[Task description]
All of the data must be printed exactly; please include every line.

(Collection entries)
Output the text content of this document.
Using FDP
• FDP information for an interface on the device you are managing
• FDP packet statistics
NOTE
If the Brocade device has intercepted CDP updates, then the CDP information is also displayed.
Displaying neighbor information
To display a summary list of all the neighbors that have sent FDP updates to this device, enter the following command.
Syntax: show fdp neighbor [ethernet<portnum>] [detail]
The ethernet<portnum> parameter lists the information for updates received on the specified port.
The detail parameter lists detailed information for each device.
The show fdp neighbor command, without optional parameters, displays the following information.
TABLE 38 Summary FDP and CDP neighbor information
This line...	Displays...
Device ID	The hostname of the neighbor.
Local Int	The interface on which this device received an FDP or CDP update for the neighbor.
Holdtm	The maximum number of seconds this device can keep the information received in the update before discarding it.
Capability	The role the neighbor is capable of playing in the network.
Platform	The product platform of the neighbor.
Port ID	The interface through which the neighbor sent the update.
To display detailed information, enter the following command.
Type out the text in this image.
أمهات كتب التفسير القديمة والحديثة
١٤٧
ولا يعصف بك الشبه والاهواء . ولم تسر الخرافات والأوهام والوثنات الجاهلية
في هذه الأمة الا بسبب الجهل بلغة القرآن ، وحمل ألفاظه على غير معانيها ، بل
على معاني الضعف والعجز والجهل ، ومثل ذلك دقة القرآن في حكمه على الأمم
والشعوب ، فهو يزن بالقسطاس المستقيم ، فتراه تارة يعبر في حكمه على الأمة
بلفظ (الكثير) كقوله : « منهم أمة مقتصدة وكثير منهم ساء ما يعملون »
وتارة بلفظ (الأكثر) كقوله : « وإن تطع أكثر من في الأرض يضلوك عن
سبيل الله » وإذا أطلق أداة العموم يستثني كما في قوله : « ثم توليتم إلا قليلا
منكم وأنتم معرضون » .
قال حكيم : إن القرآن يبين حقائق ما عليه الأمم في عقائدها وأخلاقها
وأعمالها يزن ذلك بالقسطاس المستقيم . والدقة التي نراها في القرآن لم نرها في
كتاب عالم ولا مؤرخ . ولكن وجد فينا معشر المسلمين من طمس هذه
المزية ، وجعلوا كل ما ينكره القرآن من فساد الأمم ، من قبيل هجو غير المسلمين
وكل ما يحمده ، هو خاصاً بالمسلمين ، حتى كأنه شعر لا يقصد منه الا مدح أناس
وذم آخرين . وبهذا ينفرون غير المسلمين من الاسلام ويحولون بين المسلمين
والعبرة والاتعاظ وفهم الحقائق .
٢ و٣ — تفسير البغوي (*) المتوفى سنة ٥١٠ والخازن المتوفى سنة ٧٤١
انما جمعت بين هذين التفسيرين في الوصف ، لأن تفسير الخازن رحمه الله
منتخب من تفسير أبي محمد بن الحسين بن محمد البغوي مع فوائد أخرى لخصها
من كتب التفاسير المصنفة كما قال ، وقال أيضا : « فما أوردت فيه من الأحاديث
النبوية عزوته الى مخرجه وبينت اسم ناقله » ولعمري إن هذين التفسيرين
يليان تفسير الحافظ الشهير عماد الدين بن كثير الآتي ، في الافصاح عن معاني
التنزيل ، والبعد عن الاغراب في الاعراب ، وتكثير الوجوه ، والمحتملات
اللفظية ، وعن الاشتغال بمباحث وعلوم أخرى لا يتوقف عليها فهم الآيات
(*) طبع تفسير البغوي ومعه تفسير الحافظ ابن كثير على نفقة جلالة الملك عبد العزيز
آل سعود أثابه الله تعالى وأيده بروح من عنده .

[Full response]
Output the text content of this document.
Using FDP
• FDP information for an interface on the device you are managing
• FDP packet statistics
NOTE
If the Brocade device has intercepted CDP updates, then the CDP information is also displayed.
Displaying neighbor information
To display a summary list of all the neighbors that have sent FDP updates to this device, enter the following command.
Syntax: show fdp neighbor [ethernet<portnum>] [detail]
The ethernet<portnum> parameter lists the information for updates received on the specified port.
The detail parameter lists detailed information for each device.
The show fdp neighbor command, without optional parameters, displays the following information.
TABLE 38 Summary FDP and CDP neighbor information
This line...	Displays...
Device ID	The hostname of the neighbor.
Local Int	The interface on which this device received an FDP or CDP update for the neighbor.
Holdtm	The maximum number of seconds this device can keep the information received in the update before discarding it.
Capability	The role the neighbor is capable of playing in the network.
Platform	The product platform of the neighbor.
Port ID	The interface through which the neighbor sent the update.
To display detailed information, enter the following command.
Type out the text in this image.
أمهات كتب التفسير القديمة والحديثة
١٤٧
ولا يعصف بك الشبه والاهواء . ولم تسر الخرافات والأوهام والوثنات الجاهلية
في هذه الأمة الا بسبب الجهل بلغة القرآن ، وحمل ألفاظه على غير معانيها ، بل
على معاني الضعف والعجز والجهل ، ومثل ذلك دقة القرآن في حكمه على الأمم
والشعوب ، فهو يزن بالقسطاس المستقيم ، فتراه تارة يعبر في حكمه على الأمة
بلفظ (الكثير) كقوله : « منهم أمة مقتصدة وكثير منهم ساء ما يعملون »
وتارة بلفظ (الأكثر) كقوله : « وإن تطع أكثر من في الأرض يضلوك عن
سبيل الله » وإذا أطلق أداة العموم يستثني كما في قوله : « ثم توليتم إلا قليلا
منكم وأنتم معرضون » .
قال حكيم : إن القرآن يبين حقائق ما عليه الأمم في عقائدها وأخلاقها
وأعمالها يزن ذلك بالقسطاس المستقيم . والدقة التي نراها في القرآن لم نرها في
كتاب عالم ولا مؤرخ . ولكن وجد فينا معشر المسلمين من طمس هذه
المزية ، وجعلوا كل ما ينكره القرآن من فساد الأمم ، من قبيل هجو غير المسلمين
وكل ما يحمده ، هو خاصاً بالمسلمين ، حتى كأنه شعر لا يقصد منه الا مدح أناس
وذم آخرين . وبهذا ينفرون غير المسلمين من الاسلام ويحولون بين المسلمين
والعبرة والاتعاظ وفهم الحقائق .
٢ و٣ — تفسير البغوي (*) المتوفى سنة ٥١٠ والخازن المتوفى سنة ٧٤١
انما جمعت بين هذين التفسيرين في الوصف ، لأن تفسير الخازن رحمه الله
منتخب من تفسير أبي محمد بن الحسين بن محمد البغوي مع فوائد أخرى لخصها
من كتب التفاسير المصنفة كما قال ، وقال أيضا : « فما أوردت فيه من الأحاديث
النبوية عزوته الى مخرجه وبينت اسم ناقله » ولعمري إن هذين التفسيرين
يليان تفسير الحافظ الشهير عماد الدين بن كثير الآتي ، في الافصاح عن معاني
التنزيل ، والبعد عن الاغراب في الاعراب ، وتكثير الوجوه ، والمحتملات
اللفظية ، وعن الاشتغال بمباحث وعلوم أخرى لا يتوقف عليها فهم الآيات
(*) طبع تفسير البغوي ومعه تفسير الحافظ ابن كثير على نفقة جلالة الملك عبد العزيز
آل سعود أثابه الله تعالى وأيده بروح من عنده .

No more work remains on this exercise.